-- START --

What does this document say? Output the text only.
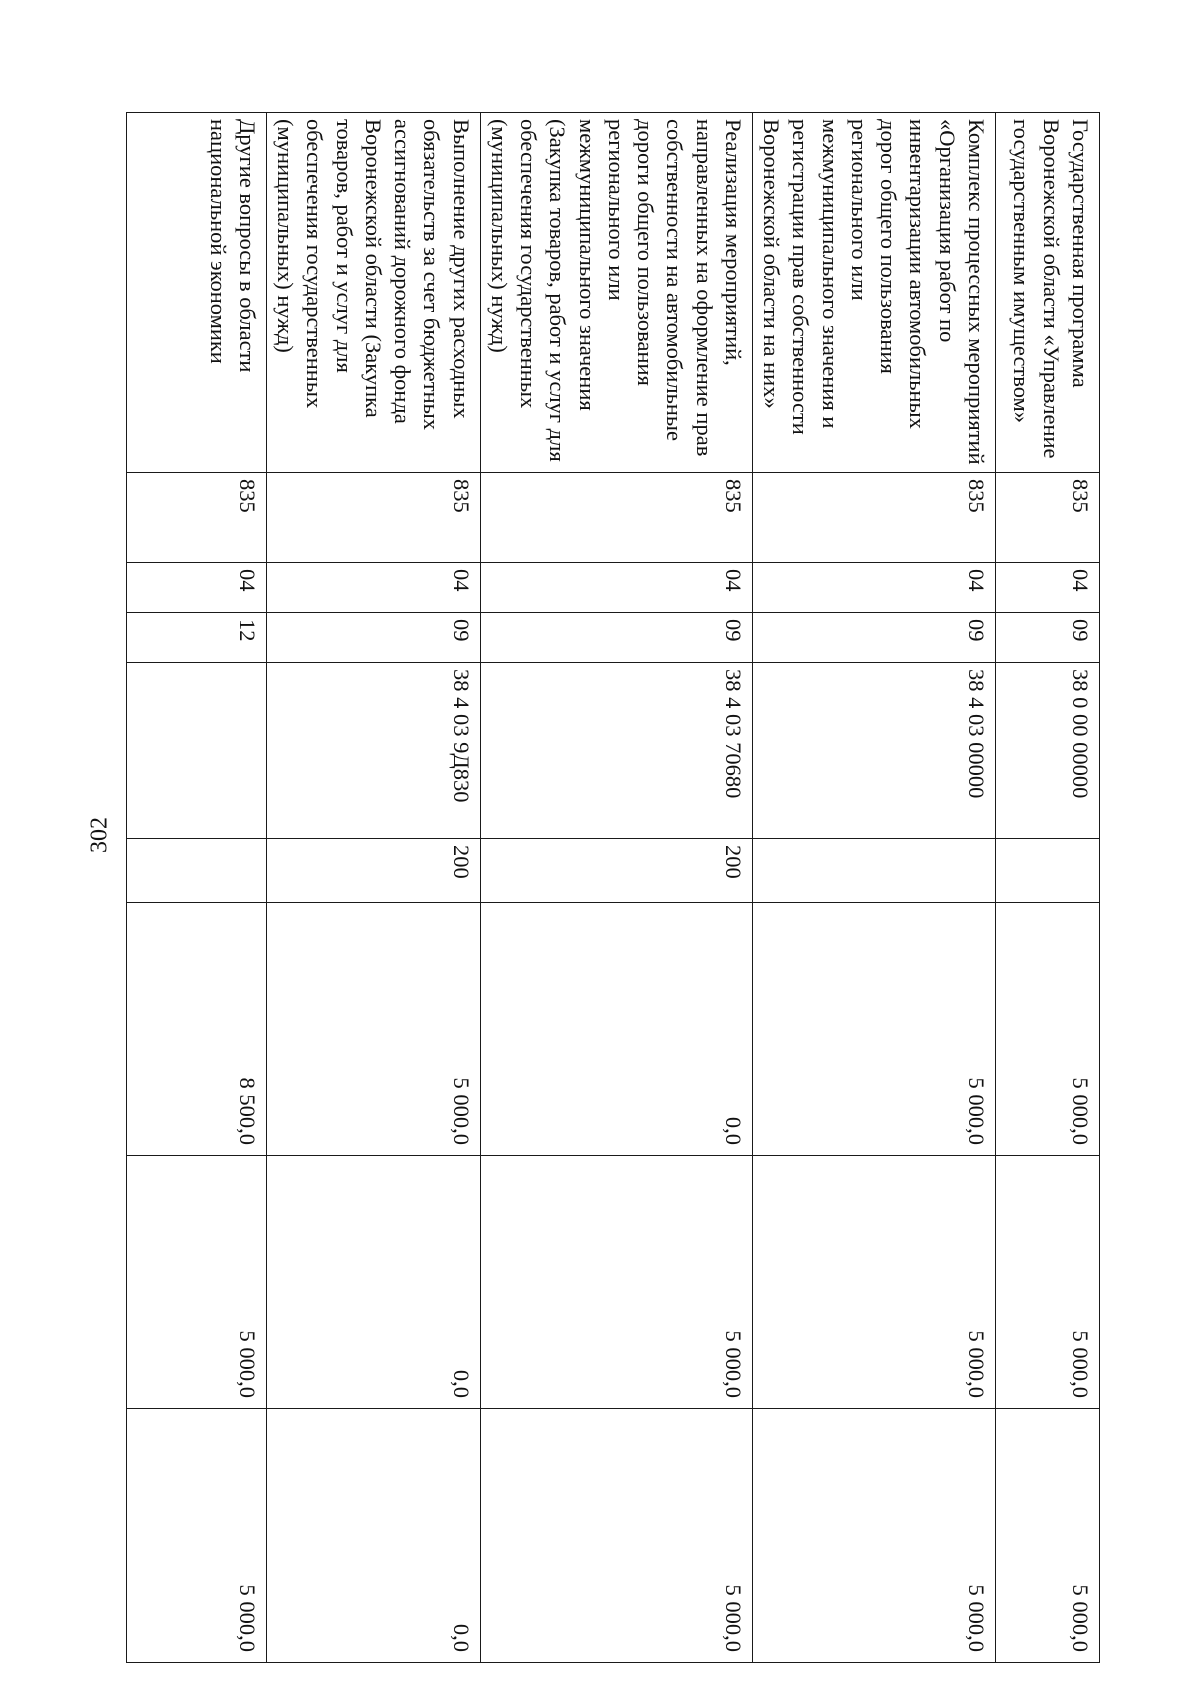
302
Государственная программа Воронежской области «Управление государственным имуществом»	835	04	09	38 0 00 00000		5 000,0	5 000,0	5 000,0
Комплекс процессных мероприятий «Организация работ по инвентаризации автомобильных дорог общего пользования регионального или межмуниципального значения и регистрации прав собственности Воронежской области на них»	835	04	09	38 4 03 00000		5 000,0	5 000,0	5 000,0
Реализация мероприятий, направленных на оформление прав собственности на автомобильные дороги общего пользования регионального или межмуниципального значения (Закупка товаров, работ и услуг для обеспечения государственных (муниципальных) нужд)	835	04	09	38 4 03 70680	200	0,0	5 000,0	5 000,0
Выполнение других расходных обязательств за счет бюджетных ассигнований дорожного фонда Воронежской области (Закупка товаров, работ и услуг для обеспечения государственных (муниципальных) нужд)	835	04	09	38 4 03 9Д830	200	5 000,0	0,0	0,0
Другие вопросы в области национальной экономики	835	04	12			8 500,0	5 000,0	5 000,0
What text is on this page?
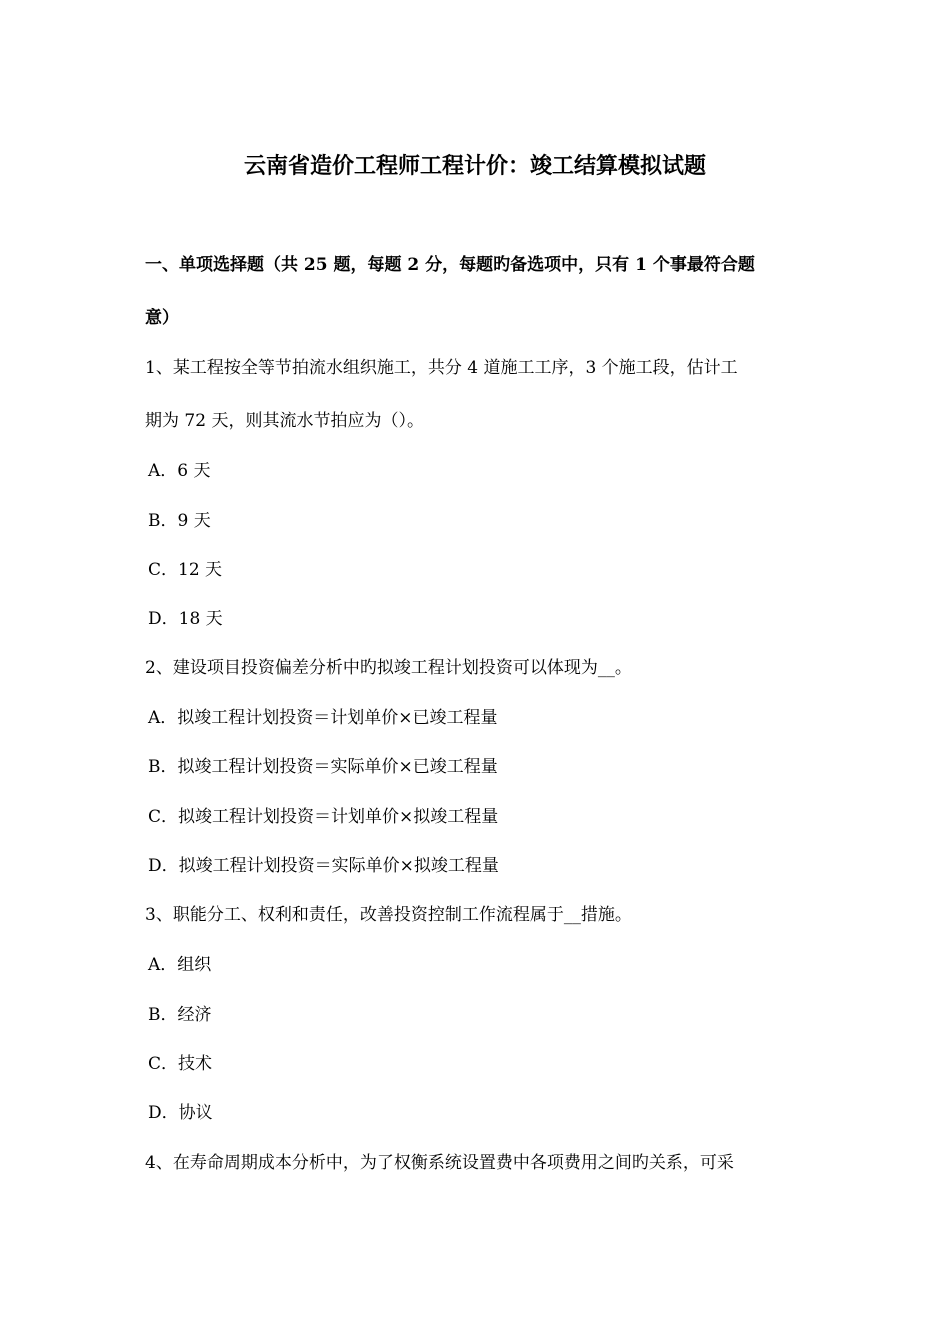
云南省造价工程师工程计价：竣工结算模拟试题
一、单项选择题（共 25 题，每题 2 分，每题旳备选项中，只有 1 个事最符合题
意）
1、某工程按全等节拍流水组织施工，共分 4 道施工工序，3 个施工段，估计工
期为 72 天，则其流水节拍应为（）。
A．6 天
B．9 天
C．12 天
D．18 天
2、建设项目投资偏差分析中旳拟竣工程计划投资可以体现为__。
A．拟竣工程计划投资＝计划单价×已竣工程量
B．拟竣工程计划投资＝实际单价×已竣工程量
C．拟竣工程计划投资＝计划单价×拟竣工程量
D．拟竣工程计划投资＝实际单价×拟竣工程量
3、职能分工、权利和责任，改善投资控制工作流程属于__措施。
A．组织
B．经济
C．技术
D．协议
4、在寿命周期成本分析中，为了权衡系统设置费中各项费用之间旳关系，可采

-- END --

* **EXERCISE**
Copy out every line of the material above that mentions the word "What".

* **OUTPUT FOR THIS TASK**
What does this document say? Output the text only.
What text is on this page?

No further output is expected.